## TEXT EXCERPT
Each door visualisation module is intended to be respectively unique. Inheritance and classes do not suit my situation, so I am not going to be switching to OOP. I would consider ECS, but not OOP. It’s not necessary. This coding format is not harmful, it works fine and it is not a concern I raised as per the Code Review request.

As far as I know, requests between the server and client need to travel to Roblox servers, so depending on the server’s region this time can be delayed (requests can take longer to cross, as it is device -> server and vice versa). If it only applies from client to server then excuse me, but if it applies from server to client then that is not good for me at all. ValueObjects take almost no time for their properties to replicate to the client once set from the server and I can listen for changes the way I currently do so with a 100% guarantee of no delays.

Typically the difference is fairly negligible from server to client, so it could be possible that I’m not aware of what I’m talking about. Regardless of whether my statement has truth to it or not, I do not wish to use remotes for this scenario and that is a firm decision.


#4

When I say “restrictive”, I mean that it makes individual Door objects (the self variable) more static and difficult to modify. If you know that throughout the development of your game you’ll never ever need to access a specific door and change something about it, then don’t change it. I simply think it’s a good idea to keep your options open and design it so that you have some way to access those Door objects.

As an (abstract) example of what I’m talking about: what if your player is in some part of the map, far from spawn, but most of the other players in the game are in spawn opening and closing a bunch of doors. This could potentially create excess lag for the player. If you can disable the animations for those doors while the player is nowhere near them, you can decrease lag and increase the player’s experience.

## EXCERPTED DATA
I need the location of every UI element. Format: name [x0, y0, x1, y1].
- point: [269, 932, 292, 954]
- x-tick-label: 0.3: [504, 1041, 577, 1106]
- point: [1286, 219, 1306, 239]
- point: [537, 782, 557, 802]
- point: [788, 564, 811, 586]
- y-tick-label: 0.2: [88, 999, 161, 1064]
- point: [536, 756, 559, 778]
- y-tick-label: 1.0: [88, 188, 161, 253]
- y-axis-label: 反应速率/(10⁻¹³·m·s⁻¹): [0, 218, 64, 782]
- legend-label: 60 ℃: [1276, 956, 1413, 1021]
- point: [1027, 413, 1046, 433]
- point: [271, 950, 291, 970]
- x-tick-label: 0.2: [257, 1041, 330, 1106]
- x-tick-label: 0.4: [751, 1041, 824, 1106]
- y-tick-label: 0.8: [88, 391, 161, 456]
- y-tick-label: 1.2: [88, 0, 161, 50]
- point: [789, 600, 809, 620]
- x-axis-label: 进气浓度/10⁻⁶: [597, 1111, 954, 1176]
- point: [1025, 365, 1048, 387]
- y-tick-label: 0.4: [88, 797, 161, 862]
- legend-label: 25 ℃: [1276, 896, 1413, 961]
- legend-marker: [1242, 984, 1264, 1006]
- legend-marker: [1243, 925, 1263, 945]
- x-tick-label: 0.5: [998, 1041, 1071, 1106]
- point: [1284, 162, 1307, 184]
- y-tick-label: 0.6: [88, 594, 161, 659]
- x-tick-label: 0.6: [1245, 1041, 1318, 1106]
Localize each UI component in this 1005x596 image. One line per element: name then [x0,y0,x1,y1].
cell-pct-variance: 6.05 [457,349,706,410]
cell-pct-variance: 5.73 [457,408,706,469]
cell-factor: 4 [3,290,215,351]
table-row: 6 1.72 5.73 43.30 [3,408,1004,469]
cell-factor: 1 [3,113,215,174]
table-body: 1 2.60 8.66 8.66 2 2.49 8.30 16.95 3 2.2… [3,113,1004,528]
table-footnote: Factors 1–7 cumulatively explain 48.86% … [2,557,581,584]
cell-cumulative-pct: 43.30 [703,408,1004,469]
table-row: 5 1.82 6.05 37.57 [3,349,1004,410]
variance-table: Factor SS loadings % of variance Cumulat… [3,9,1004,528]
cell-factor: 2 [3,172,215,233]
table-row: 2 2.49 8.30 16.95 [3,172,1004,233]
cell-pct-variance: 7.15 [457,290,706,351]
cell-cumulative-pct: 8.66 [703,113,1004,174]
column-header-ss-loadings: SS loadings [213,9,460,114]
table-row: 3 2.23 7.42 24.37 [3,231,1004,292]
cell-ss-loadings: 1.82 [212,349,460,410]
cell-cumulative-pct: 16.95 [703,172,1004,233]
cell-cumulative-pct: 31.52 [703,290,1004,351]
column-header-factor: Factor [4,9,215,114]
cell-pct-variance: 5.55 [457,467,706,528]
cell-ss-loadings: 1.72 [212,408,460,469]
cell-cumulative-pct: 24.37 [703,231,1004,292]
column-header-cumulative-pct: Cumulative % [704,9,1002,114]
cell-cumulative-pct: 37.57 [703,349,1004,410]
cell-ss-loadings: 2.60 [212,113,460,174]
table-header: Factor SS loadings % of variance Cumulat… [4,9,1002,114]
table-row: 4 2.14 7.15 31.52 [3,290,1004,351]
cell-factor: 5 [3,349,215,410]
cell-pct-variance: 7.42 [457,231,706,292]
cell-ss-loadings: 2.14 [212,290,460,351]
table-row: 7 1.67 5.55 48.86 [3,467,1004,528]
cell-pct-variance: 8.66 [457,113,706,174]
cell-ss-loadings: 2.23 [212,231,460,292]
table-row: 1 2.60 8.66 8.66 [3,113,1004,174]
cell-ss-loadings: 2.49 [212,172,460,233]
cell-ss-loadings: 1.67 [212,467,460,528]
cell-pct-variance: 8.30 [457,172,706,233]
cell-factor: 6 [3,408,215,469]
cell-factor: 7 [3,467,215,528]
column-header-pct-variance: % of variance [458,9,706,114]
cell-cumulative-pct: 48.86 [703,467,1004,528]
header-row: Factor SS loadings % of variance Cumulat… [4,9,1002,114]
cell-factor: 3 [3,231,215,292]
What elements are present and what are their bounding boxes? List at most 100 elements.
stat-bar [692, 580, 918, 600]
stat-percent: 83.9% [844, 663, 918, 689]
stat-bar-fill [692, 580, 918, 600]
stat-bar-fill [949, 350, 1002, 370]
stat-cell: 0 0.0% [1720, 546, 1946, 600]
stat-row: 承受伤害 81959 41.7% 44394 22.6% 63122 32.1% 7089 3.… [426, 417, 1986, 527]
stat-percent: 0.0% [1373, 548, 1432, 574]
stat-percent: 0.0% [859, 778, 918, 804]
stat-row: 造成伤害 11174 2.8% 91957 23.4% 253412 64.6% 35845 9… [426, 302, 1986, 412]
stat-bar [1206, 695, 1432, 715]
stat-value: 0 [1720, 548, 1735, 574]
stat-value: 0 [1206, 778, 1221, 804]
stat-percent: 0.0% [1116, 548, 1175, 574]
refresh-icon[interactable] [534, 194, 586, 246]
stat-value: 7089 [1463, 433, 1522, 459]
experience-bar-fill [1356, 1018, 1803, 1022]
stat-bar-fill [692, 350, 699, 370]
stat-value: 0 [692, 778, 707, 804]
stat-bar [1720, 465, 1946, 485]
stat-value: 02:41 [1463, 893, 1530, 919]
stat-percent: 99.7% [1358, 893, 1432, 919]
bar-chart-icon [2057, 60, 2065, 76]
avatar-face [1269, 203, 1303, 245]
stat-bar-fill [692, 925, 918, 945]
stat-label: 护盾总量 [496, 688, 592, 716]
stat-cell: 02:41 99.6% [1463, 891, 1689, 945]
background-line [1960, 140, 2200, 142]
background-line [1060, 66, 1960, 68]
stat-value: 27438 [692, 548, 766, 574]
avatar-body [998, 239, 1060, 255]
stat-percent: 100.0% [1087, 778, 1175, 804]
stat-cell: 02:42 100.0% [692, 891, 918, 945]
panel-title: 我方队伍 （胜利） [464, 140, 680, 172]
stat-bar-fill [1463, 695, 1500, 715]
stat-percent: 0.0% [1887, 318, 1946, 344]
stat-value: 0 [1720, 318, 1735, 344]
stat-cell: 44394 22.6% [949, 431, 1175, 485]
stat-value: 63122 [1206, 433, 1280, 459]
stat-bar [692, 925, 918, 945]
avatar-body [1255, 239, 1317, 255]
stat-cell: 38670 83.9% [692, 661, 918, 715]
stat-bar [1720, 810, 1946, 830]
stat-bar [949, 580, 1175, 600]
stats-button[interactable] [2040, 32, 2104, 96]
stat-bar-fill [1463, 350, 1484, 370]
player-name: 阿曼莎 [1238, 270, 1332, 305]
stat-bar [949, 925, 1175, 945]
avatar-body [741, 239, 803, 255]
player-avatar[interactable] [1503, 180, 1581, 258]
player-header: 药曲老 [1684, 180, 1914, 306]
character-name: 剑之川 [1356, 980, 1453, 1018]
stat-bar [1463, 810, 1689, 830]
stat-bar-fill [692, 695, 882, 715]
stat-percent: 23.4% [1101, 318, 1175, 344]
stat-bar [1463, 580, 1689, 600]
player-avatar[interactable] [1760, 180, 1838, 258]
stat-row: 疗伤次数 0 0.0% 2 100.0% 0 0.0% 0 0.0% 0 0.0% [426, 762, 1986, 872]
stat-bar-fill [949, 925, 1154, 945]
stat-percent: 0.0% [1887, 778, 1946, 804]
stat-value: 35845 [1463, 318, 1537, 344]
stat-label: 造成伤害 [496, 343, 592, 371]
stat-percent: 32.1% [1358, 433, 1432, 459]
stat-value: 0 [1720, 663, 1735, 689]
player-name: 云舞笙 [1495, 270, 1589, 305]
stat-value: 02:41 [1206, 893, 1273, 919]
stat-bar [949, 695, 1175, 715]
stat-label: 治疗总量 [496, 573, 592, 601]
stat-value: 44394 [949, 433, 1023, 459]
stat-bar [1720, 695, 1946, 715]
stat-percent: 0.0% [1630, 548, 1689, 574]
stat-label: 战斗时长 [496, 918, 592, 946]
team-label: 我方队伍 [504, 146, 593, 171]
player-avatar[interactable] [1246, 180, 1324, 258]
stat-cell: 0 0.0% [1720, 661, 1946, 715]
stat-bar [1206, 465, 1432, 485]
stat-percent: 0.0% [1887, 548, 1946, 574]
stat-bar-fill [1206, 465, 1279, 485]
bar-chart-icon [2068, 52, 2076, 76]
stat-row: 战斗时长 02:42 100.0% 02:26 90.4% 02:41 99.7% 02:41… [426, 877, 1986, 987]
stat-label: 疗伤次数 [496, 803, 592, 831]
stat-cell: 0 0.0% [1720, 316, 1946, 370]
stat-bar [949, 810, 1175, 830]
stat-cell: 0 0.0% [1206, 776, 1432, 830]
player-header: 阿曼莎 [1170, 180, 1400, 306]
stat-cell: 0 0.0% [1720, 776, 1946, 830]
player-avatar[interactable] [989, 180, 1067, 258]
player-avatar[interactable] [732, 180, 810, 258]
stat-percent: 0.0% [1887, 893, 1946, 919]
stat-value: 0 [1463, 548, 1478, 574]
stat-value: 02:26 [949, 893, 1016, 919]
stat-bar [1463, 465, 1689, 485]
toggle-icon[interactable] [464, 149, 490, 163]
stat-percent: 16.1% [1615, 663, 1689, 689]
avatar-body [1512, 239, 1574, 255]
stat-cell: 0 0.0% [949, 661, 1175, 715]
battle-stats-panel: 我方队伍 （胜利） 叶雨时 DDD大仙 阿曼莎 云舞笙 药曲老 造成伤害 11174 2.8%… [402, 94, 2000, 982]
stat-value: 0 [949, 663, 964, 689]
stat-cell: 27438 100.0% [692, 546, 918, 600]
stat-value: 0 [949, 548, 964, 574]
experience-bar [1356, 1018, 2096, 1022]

## EXPLORE THE MATERIAL
1. In the Roblox door discussion, what does the writer mean by calling the approach "restrictive"?
2. Write the next part of the Roblox door discussion, picking up right after its final sentence.
The records come from a separate source and aren't connected to the Roblox door discussion.

## RESPONSES PER TASK
1. It makes individual Door objects (the self variable) more static and harder to modify.

2.
Again, if you don’t feel that you’re going to run into problems in the future, then leave it alone. I picked OOP as an example because it’s the most well-known on this forum. It seemed to me that having a Door superclass would help reduce redundancy, especially if all of your doors share similar operations, such as movement and SFX. ECS also works, but it would be annoying to implement the framework for it unless you already had it as part of your game.

At the end of the day, though, if it works it works. It’s your program and you know it better than I do, I’m just offering suggestions to give you some food for thought.

Communication Delays: Sorry, I wasn’t trying to dissuade you from using ValueObjects, I was just trying to understand your reasoning behind it. I don’t know the in-depth stats about Values vs REs, but I’ve always thought of RemoteEvents as the replacement for .Changed Server-Client events. :slight_smile:


#5

Did my use of the self variable confuse you as to what approach I’m taking? My code is intended to remain in the imperative paradigm. I simply used self because it was convenient, I had nothing else to use and I originally included more indices within the self table. The Attach method is intended to be restrictive and the self variable has no direct link to doors other than acting as a variable storage for the local scope.

I can’t realistically see this happening since the map is close together (it is not widespread), however I now understand where you are coming from. I can think of such optimisations when I work with larger maps, however the map I’m working with right now is a relatively small building. In addition to this, the lag created by accounting for doors not in a close proximity to the player should be fairly negligible until I start mass-creating doors. Your input has been kept in mind.

Typically boils down to a preference thing and people preference remotes over values, sometimes enough to state it as if it was an objective fact. Some tell you to avoid ValueObjects like the plague but there’s truthfully no harm in using them. I preferred to use ValueObjects mainly because it best suits my use case.

In any case though, I can reasonably discern that there doesn’t necessarily seem to be anything wrong with the approach I am making and should continue forward with it. Thanks for your input.